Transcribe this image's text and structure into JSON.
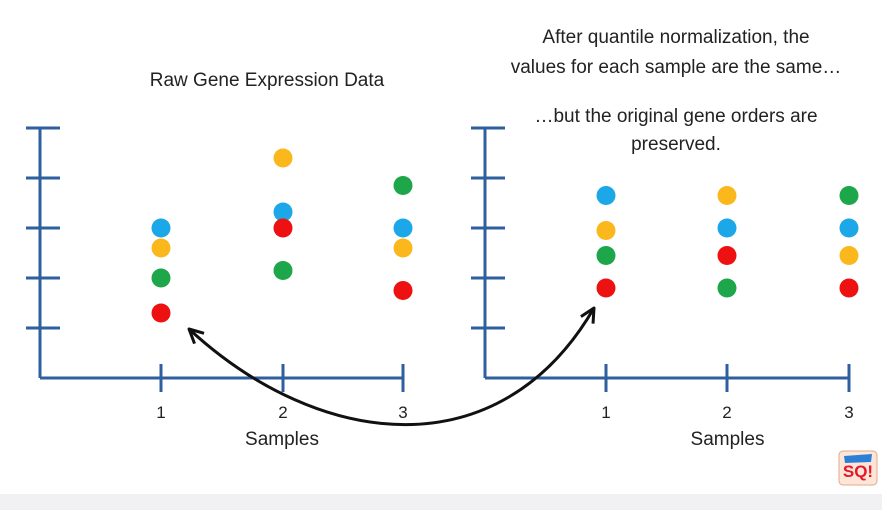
{
  "colors": {
    "axis": "#2e5f9e",
    "arrow": "#111111",
    "text": "#222222",
    "blue": "#1ca8e8",
    "orange": "#fbb81c",
    "green": "#1ea64a",
    "red": "#ee1111"
  },
  "chart_data": [
    {
      "type": "scatter",
      "title": "Raw Gene Expression Data",
      "xlabel": "Samples",
      "ylabel": "",
      "categories": [
        "1",
        "2",
        "3"
      ],
      "ylim": [
        0,
        5
      ],
      "y_ticks": 5,
      "grid": false,
      "series": [
        {
          "color": "blue",
          "values": [
            3.0,
            3.32,
            3.0
          ]
        },
        {
          "color": "orange",
          "values": [
            2.6,
            4.4,
            2.6
          ]
        },
        {
          "color": "green",
          "values": [
            2.0,
            2.15,
            3.85
          ]
        },
        {
          "color": "red",
          "values": [
            1.3,
            3.0,
            1.75
          ]
        }
      ]
    },
    {
      "type": "scatter",
      "title": "After quantile normalization, the values for each sample are the same…",
      "subtitle": "…but the original gene orders are preserved.",
      "xlabel": "Samples",
      "ylabel": "",
      "categories": [
        "1",
        "2",
        "3"
      ],
      "ylim": [
        0,
        5
      ],
      "y_ticks": 5,
      "grid": false,
      "series": [
        {
          "color": "blue",
          "values": [
            3.65,
            3.0,
            3.0
          ]
        },
        {
          "color": "orange",
          "values": [
            2.95,
            3.65,
            2.45
          ]
        },
        {
          "color": "green",
          "values": [
            2.45,
            1.8,
            3.65
          ]
        },
        {
          "color": "red",
          "values": [
            1.8,
            2.45,
            1.8
          ]
        }
      ]
    }
  ],
  "logo": {
    "name": "statquest-logo"
  }
}
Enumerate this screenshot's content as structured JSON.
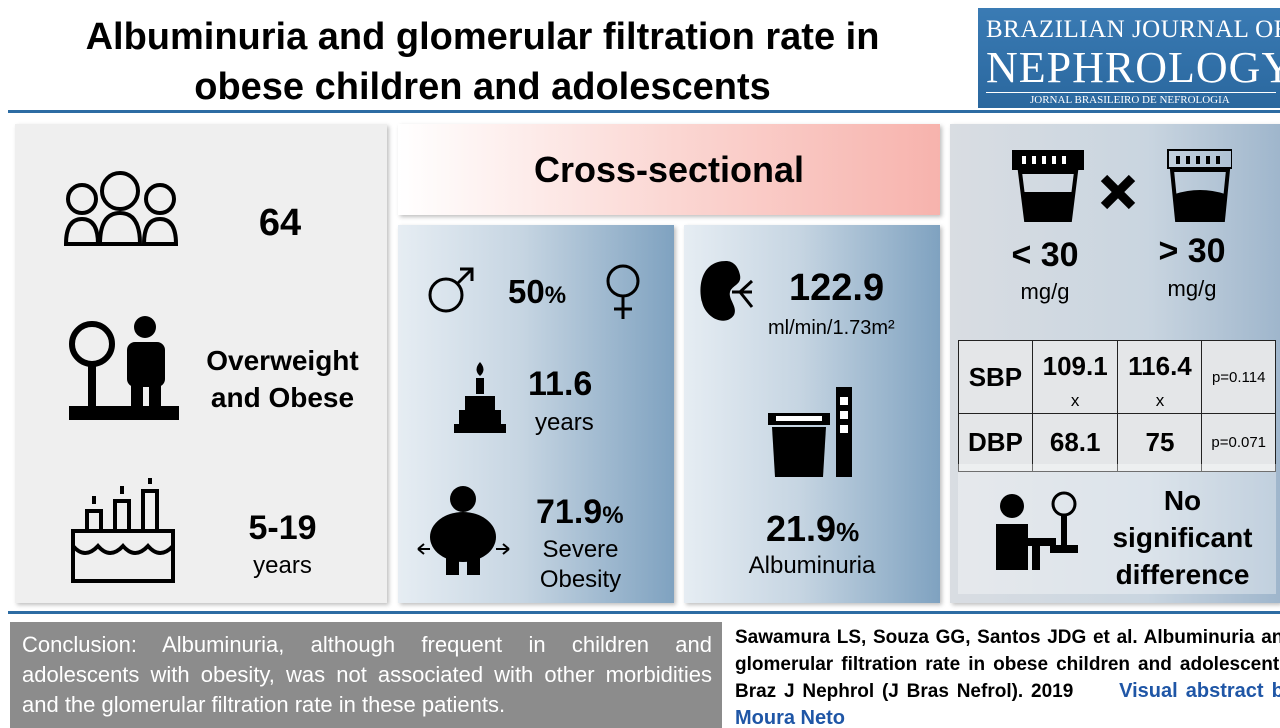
{
  "header": {
    "title_lines": [
      "Albuminuria and glomerular filtration rate in",
      "obese children and adolescents"
    ],
    "logo": {
      "line1": "BRAZILIAN JOURNAL OF",
      "line2": "NEPHROLOGY",
      "line3": "JORNAL BRASILEIRO DE NEFROLOGIA"
    }
  },
  "population": {
    "count": "64",
    "group_lines": [
      "Overweight",
      "and Obese"
    ],
    "age_range": "5-19",
    "age_unit": "years"
  },
  "design": "Cross-sectional",
  "demographics": {
    "sex_value": "50",
    "sex_unit": "%",
    "mean_age": "11.6",
    "mean_age_unit": "years",
    "severe_obesity_value": "71.9",
    "severe_obesity_unit": "%",
    "severe_obesity_lines": [
      "Severe",
      "Obesity"
    ]
  },
  "renal": {
    "gfr": "122.9",
    "gfr_unit": "ml/min/1.73m²",
    "albuminuria_value": "21.9",
    "albuminuria_unit": "%",
    "albuminuria_label": "Albuminuria"
  },
  "comparison": {
    "low_group": "< 30",
    "low_unit": "mg/g",
    "high_group": "> 30",
    "high_unit": "mg/g",
    "table": {
      "rows": [
        [
          "SBP",
          "109.1",
          "116.4",
          "p=0.114"
        ],
        [
          "DBP",
          "68.1",
          "75",
          "p=0.071"
        ]
      ],
      "separator": "x"
    },
    "result_lines": [
      "No",
      "significant",
      "difference"
    ]
  },
  "footer": {
    "conclusion": "Conclusion: Albuminuria, although frequent in children and adolescents with obesity, was not associated with other morbidities and the glomerular filtration rate in these patients.",
    "citation": "Sawamura LS, Souza GG, Santos JDG et al. Albuminuria and glomerular filtration rate in obese children and adolescents. Braz J Nephrol (J Bras Nefrol). 2019",
    "credit": "Visual abstract by Moura Neto"
  }
}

==*==

§ **Task**: The task calls for duplicating the data exactly, with no images kept.

§ **Result below**:
Transcribe this image's text and structure into JSON.
{
  "colors": {
    "axis": "#2e5f9e",
    "arrow": "#111111",
    "text": "#222222",
    "blue": "#1ca8e8",
    "orange": "#fbb81c",
    "green": "#1ea64a",
    "red": "#ee1111"
  },
  "chart_data": [
    {
      "type": "scatter",
      "title": "Raw Gene Expression Data",
      "xlabel": "Samples",
      "ylabel": "",
      "categories": [
        "1",
        "2",
        "3"
      ],
      "ylim": [
        0,
        5
      ],
      "y_ticks": 5,
      "grid": false,
      "series": [
        {
          "color": "blue",
          "values": [
            3.0,
            3.32,
            3.0
          ]
        },
        {
          "color": "orange",
          "values": [
            2.6,
            4.4,
            2.6
          ]
        },
        {
          "color": "green",
          "values": [
            2.0,
            2.15,
            3.85
          ]
        },
        {
          "color": "red",
          "values": [
            1.3,
            3.0,
            1.75
          ]
        }
      ]
    },
    {
      "type": "scatter",
      "title": "After quantile normalization, the values for each sample are the same…",
      "subtitle": "…but the original gene orders are preserved.",
      "xlabel": "Samples",
      "ylabel": "",
      "categories": [
        "1",
        "2",
        "3"
      ],
      "ylim": [
        0,
        5
      ],
      "y_ticks": 5,
      "grid": false,
      "series": [
        {
          "color": "blue",
          "values": [
            3.65,
            3.0,
            3.0
          ]
        },
        {
          "color": "orange",
          "values": [
            2.95,
            3.65,
            2.45
          ]
        },
        {
          "color": "green",
          "values": [
            2.45,
            1.8,
            3.65
          ]
        },
        {
          "color": "red",
          "values": [
            1.8,
            2.45,
            1.8
          ]
        }
      ]
    }
  ],
  "logo": {
    "name": "statquest-logo"
  }
}
Enumerate this screenshot's content as structured JSON.
{
  "header": {
    "title_lines": [
      "Albuminuria and glomerular filtration rate in",
      "obese children and adolescents"
    ],
    "logo": {
      "line1": "BRAZILIAN JOURNAL OF",
      "line2": "NEPHROLOGY",
      "line3": "JORNAL BRASILEIRO DE NEFROLOGIA"
    }
  },
  "population": {
    "count": "64",
    "group_lines": [
      "Overweight",
      "and Obese"
    ],
    "age_range": "5-19",
    "age_unit": "years"
  },
  "design": "Cross-sectional",
  "demographics": {
    "sex_value": "50",
    "sex_unit": "%",
    "mean_age": "11.6",
    "mean_age_unit": "years",
    "severe_obesity_value": "71.9",
    "severe_obesity_unit": "%",
    "severe_obesity_lines": [
      "Severe",
      "Obesity"
    ]
  },
  "renal": {
    "gfr": "122.9",
    "gfr_unit": "ml/min/1.73m²",
    "albuminuria_value": "21.9",
    "albuminuria_unit": "%",
    "albuminuria_label": "Albuminuria"
  },
  "comparison": {
    "low_group": "< 30",
    "low_unit": "mg/g",
    "high_group": "> 30",
    "high_unit": "mg/g",
    "table": {
      "rows": [
        [
          "SBP",
          "109.1",
          "116.4",
          "p=0.114"
        ],
        [
          "DBP",
          "68.1",
          "75",
          "p=0.071"
        ]
      ],
      "separator": "x"
    },
    "result_lines": [
      "No",
      "significant",
      "difference"
    ]
  },
  "footer": {
    "conclusion": "Conclusion: Albuminuria, although frequent in children and adolescents with obesity, was not associated with other morbidities and the glomerular filtration rate in these patients.",
    "citation": "Sawamura LS, Souza GG, Santos JDG et al. Albuminuria and glomerular filtration rate in obese children and adolescents. Braz J Nephrol (J Bras Nefrol). 2019",
    "credit": "Visual abstract by Moura Neto"
  }
}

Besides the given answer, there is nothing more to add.